Exactly reproduce each entry, leaving out nothing.
## begin Supplied material
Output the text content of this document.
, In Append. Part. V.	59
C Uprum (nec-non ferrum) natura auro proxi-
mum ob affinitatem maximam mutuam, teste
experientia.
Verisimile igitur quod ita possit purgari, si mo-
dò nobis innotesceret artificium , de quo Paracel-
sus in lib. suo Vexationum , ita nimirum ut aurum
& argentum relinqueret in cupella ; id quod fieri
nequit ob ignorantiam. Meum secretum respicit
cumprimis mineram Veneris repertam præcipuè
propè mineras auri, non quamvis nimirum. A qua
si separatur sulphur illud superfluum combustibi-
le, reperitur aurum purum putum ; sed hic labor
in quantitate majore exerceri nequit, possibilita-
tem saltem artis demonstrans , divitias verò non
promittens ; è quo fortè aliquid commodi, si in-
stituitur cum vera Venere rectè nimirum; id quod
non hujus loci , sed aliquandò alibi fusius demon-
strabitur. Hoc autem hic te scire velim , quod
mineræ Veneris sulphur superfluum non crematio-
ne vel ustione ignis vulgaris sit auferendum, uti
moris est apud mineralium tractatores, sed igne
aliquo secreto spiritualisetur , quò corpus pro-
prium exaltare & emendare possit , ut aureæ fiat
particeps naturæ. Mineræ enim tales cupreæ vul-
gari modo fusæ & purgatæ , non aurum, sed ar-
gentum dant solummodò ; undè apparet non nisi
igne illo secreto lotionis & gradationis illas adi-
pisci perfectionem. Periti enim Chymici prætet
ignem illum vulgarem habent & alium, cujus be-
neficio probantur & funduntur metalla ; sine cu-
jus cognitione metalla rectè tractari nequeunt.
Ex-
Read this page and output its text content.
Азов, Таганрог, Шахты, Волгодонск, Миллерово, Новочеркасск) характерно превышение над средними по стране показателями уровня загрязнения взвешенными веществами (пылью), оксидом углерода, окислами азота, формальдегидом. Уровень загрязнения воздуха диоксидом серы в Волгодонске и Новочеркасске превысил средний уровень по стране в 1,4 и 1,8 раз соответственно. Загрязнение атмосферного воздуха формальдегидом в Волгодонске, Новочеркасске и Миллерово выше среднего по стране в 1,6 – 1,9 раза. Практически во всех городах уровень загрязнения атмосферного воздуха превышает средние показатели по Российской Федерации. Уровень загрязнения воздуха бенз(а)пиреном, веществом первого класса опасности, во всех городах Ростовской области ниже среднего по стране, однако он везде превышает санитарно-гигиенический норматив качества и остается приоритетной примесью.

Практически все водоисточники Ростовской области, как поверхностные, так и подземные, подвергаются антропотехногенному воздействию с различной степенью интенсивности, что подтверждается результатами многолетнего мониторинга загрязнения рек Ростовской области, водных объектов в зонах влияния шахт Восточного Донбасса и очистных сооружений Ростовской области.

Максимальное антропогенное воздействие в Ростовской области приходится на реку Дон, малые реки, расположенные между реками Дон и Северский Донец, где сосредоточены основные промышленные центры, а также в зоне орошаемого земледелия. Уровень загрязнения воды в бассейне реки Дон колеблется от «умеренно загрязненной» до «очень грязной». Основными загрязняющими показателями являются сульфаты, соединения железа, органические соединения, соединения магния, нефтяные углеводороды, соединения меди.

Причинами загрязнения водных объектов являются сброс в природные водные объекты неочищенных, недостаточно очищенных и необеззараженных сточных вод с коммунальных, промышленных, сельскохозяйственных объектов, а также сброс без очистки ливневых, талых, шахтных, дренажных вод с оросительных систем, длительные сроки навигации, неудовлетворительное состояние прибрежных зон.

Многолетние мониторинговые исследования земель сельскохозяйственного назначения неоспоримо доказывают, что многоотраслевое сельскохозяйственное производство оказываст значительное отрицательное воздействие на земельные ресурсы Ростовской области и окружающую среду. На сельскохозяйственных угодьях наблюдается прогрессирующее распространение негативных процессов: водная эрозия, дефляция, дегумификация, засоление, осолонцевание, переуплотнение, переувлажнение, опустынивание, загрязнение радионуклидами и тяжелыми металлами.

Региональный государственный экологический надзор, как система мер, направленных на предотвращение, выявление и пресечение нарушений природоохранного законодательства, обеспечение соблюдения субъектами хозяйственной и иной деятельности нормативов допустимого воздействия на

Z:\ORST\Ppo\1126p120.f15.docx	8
## end Supplied material
### Response
Output the text content of this document.
, In Append. Part. V.	59
C Uprum (nec-non ferrum) natura auro proxi-
mum ob affinitatem maximam mutuam, teste
experientia.
Verisimile igitur quod ita possit purgari, si mo-
dò nobis innotesceret artificium , de quo Paracel-
sus in lib. suo Vexationum , ita nimirum ut aurum
& argentum relinqueret in cupella ; id quod fieri
nequit ob ignorantiam. Meum secretum respicit
cumprimis mineram Veneris repertam præcipuè
propè mineras auri, non quamvis nimirum. A qua
si separatur sulphur illud superfluum combustibi-
le, reperitur aurum purum putum ; sed hic labor
in quantitate majore exerceri nequit, possibilita-
tem saltem artis demonstrans , divitias verò non
promittens ; è quo fortè aliquid commodi, si in-
stituitur cum vera Venere rectè nimirum; id quod
non hujus loci , sed aliquandò alibi fusius demon-
strabitur. Hoc autem hic te scire velim , quod
mineræ Veneris sulphur superfluum non crematio-
ne vel ustione ignis vulgaris sit auferendum, uti
moris est apud mineralium tractatores, sed igne
aliquo secreto spiritualisetur , quò corpus pro-
prium exaltare & emendare possit , ut aureæ fiat
particeps naturæ. Mineræ enim tales cupreæ vul-
gari modo fusæ & purgatæ , non aurum, sed ar-
gentum dant solummodò ; undè apparet non nisi
igne illo secreto lotionis & gradationis illas adi-
pisci perfectionem. Periti enim Chymici prætet
ignem illum vulgarem habent & alium, cujus be-
neficio probantur & funduntur metalla ; sine cu-
jus cognitione metalla rectè tractari nequeunt.
Ex-
Read this page and output its text content.
Азов, Таганрог, Шахты, Волгодонск, Миллерово, Новочеркасск) характерно превышение над средними по стране показателями уровня загрязнения взвешенными веществами (пылью), оксидом углерода, окислами азота, формальдегидом. Уровень загрязнения воздуха диоксидом серы в Волгодонске и Новочеркасске превысил средний уровень по стране в 1,4 и 1,8 раз соответственно. Загрязнение атмосферного воздуха формальдегидом в Волгодонске, Новочеркасске и Миллерово выше среднего по стране в 1,6 – 1,9 раза. Практически во всех городах уровень загрязнения атмосферного воздуха превышает средние показатели по Российской Федерации. Уровень загрязнения воздуха бенз(а)пиреном, веществом первого класса опасности, во всех городах Ростовской области ниже среднего по стране, однако он везде превышает санитарно-гигиенический норматив качества и остается приоритетной примесью.

Практически все водоисточники Ростовской области, как поверхностные, так и подземные, подвергаются антропотехногенному воздействию с различной степенью интенсивности, что подтверждается результатами многолетнего мониторинга загрязнения рек Ростовской области, водных объектов в зонах влияния шахт Восточного Донбасса и очистных сооружений Ростовской области.

Максимальное антропогенное воздействие в Ростовской области приходится на реку Дон, малые реки, расположенные между реками Дон и Северский Донец, где сосредоточены основные промышленные центры, а также в зоне орошаемого земледелия. Уровень загрязнения воды в бассейне реки Дон колеблется от «умеренно загрязненной» до «очень грязной». Основными загрязняющими показателями являются сульфаты, соединения железа, органические соединения, соединения магния, нефтяные углеводороды, соединения меди.

Причинами загрязнения водных объектов являются сброс в природные водные объекты неочищенных, недостаточно очищенных и необеззараженных сточных вод с коммунальных, промышленных, сельскохозяйственных объектов, а также сброс без очистки ливневых, талых, шахтных, дренажных вод с оросительных систем, длительные сроки навигации, неудовлетворительное состояние прибрежных зон.

Многолетние мониторинговые исследования земель сельскохозяйственного назначения неоспоримо доказывают, что многоотраслевое сельскохозяйственное производство оказываст значительное отрицательное воздействие на земельные ресурсы Ростовской области и окружающую среду. На сельскохозяйственных угодьях наблюдается прогрессирующее распространение негативных процессов: водная эрозия, дефляция, дегумификация, засоление, осолонцевание, переуплотнение, переувлажнение, опустынивание, загрязнение радионуклидами и тяжелыми металлами.

Региональный государственный экологический надзор, как система мер, направленных на предотвращение, выявление и пресечение нарушений природоохранного законодательства, обеспечение соблюдения субъектами хозяйственной и иной деятельности нормативов допустимого воздействия на

Z:\ORST\Ppo\1126p120.f15.docx	8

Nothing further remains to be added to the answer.